━━ Extract provided
Andrew Hobson, Univision's executive vice president, told analysts last month that the company was willing to make that sacrifice. "If you don't eat your own lunch, someone else will," Hobson said, adding that the traditional networks were slow to recognize the strength of cable and other niche channels.
"They made huge mistakes," Hobson said. "The ones that were early in the game made very large money for their stockholders, and we intend to be in that case."
Univision has long wanted to start a third network to join the flagship Univision network and Galavision.
Chief Executive A. Jerrold Perenchio often suggested to Barry Diller that Diller sell some of the USA Network stations to Univision, Rodriguez said. So when Diller decided in late 2000 to sell his stations that distribute the Home Shopping Network, he immediately called billionaire Perenchio.
"We knew there was this huge market out there, but it is very difficult to put a network like this together for an affordable price," Rodriguez said. "But Barry Diller had done all of the heavy lifting."
━━━━
> **Your instructions**
How would you continue the passage on Univision's plan for a third network, picking up after its last sentence? Nothing in the items is needed here.
━━ Dataset content
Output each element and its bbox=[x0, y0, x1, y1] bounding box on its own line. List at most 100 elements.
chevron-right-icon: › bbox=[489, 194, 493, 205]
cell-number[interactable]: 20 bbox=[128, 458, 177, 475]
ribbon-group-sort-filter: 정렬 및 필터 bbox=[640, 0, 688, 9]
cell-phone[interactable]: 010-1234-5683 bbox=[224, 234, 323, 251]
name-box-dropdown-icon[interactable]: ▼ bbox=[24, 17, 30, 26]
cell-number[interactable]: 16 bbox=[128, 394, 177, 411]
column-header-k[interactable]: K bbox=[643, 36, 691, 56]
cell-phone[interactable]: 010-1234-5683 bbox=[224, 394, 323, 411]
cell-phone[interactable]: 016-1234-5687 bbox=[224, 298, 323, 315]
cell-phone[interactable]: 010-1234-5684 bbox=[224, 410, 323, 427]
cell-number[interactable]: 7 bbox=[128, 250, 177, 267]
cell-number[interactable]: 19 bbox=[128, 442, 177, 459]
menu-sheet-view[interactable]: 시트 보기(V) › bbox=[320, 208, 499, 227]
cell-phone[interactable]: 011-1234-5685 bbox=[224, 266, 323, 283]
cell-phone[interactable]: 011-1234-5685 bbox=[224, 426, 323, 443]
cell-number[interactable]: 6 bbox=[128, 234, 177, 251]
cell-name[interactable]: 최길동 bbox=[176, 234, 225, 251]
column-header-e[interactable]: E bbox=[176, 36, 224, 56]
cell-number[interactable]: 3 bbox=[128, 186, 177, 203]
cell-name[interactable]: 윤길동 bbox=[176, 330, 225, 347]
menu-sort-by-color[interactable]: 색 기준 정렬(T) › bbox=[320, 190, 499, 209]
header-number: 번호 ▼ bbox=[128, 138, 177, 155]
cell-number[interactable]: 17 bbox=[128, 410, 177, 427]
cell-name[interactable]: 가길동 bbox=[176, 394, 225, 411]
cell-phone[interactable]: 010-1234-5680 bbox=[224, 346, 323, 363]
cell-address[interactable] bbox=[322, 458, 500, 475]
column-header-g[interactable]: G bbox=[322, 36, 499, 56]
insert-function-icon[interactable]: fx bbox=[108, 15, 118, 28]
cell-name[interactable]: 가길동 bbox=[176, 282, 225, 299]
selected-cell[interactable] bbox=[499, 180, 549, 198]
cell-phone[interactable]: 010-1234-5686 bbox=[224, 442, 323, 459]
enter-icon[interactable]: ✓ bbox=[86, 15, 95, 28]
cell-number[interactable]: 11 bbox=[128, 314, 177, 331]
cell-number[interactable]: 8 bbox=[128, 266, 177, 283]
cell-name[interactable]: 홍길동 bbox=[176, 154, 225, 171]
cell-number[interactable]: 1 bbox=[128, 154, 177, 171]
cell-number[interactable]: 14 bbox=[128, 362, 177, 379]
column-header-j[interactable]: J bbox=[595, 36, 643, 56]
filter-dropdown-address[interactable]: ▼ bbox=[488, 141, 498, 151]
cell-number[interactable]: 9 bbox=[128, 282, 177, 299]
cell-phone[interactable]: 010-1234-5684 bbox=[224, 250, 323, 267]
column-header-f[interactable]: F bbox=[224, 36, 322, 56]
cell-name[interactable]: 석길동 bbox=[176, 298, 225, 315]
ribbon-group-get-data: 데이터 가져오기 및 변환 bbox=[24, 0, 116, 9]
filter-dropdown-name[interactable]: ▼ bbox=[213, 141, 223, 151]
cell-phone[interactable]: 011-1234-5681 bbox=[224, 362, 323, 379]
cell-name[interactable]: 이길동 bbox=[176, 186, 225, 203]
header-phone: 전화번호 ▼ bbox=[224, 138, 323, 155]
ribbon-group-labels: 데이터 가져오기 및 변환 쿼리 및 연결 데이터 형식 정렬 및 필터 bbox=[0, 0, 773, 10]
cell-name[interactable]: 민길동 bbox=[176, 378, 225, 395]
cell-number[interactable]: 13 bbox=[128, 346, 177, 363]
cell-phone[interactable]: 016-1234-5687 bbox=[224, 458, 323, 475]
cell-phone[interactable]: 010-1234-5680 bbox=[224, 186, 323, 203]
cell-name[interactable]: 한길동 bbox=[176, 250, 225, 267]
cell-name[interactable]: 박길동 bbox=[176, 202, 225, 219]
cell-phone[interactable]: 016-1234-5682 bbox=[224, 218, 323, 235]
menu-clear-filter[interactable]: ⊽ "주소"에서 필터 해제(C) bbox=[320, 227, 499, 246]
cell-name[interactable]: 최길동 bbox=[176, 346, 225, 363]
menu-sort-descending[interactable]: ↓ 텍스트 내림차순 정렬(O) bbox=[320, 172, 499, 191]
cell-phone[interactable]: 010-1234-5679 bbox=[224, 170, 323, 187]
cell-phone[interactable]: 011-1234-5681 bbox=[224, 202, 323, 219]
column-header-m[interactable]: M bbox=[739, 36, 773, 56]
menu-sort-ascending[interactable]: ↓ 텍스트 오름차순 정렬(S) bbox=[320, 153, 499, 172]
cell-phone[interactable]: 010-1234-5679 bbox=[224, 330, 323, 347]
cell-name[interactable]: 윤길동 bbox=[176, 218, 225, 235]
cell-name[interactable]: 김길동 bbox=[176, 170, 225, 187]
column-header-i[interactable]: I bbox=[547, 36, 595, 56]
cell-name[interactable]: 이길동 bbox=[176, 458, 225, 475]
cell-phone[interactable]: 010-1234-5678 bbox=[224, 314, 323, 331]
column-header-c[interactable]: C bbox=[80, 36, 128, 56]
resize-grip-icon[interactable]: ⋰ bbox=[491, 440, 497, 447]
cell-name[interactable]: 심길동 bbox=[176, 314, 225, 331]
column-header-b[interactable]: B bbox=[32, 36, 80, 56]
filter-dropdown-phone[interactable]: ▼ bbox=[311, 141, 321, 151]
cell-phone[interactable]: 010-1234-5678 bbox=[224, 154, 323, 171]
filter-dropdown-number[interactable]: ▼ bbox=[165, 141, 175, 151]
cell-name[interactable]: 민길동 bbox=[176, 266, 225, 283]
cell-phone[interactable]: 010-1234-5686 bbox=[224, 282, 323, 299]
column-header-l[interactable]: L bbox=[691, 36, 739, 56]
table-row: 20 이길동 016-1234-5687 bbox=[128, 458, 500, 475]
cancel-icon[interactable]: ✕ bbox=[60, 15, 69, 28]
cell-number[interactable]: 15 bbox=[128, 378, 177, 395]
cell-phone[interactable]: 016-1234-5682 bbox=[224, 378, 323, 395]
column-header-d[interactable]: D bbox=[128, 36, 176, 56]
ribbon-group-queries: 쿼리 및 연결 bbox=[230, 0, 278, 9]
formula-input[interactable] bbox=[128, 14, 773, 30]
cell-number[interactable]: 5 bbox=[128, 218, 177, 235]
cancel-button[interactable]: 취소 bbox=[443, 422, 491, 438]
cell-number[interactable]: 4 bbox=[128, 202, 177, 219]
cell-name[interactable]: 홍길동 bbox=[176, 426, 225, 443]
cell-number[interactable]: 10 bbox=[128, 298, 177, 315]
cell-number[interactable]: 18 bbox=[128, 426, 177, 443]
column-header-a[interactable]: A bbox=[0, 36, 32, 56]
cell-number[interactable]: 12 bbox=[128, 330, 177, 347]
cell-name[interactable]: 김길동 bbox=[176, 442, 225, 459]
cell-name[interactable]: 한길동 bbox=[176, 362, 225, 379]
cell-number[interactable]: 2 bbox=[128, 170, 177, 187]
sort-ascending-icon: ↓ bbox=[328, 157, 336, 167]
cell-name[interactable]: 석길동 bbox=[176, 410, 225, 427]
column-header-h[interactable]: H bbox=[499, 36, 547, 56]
━━━━
> **Result of this exercise**
Other would-be contenders in the Spanish-language television market--Hispanic Television Network of Fort Worth and Azteca America of Visalia, Calif.--have struggled during the last two years to buy stations and gain distribution in key Latino markets.
In contrast, Univision today will make its final $592-million payment to USA Networks for 13 stations, including in major markets such as Los Angeles, New York and Miami. Univision spent an additional $300 million last year to buy other stations, converted several of its existing stations and rounded out the network with 19 affiliate stations, including more than 10 owned by Santa Monica-based Entravision Communications, a company 32%-owned by Univision.
The amount paid by Univision for the stations is about half of the $2.7 billion, including debt, that General Electric's NBC network agreed to pay for Telemundo. Univision says TeleFutura will be a lean operation, sharing its sales and management team with existing Univision stations, including KMEX-TV Channel 34 in L.A.
"We're launching with programming 24 hours a day, seven days a week," Rodriguez said. "It's pretty daunting with most of the stations coming on board at once, and we've done it all in one year."
Some experts are skeptical that TeleFutura will be an immediate hit. They don't think viewers who watch ABC, Fox and the WB network will suddenly switch to TeleFutura to watch dated Hollywood movies. The company, they point out, is not pouring large sums into original programming.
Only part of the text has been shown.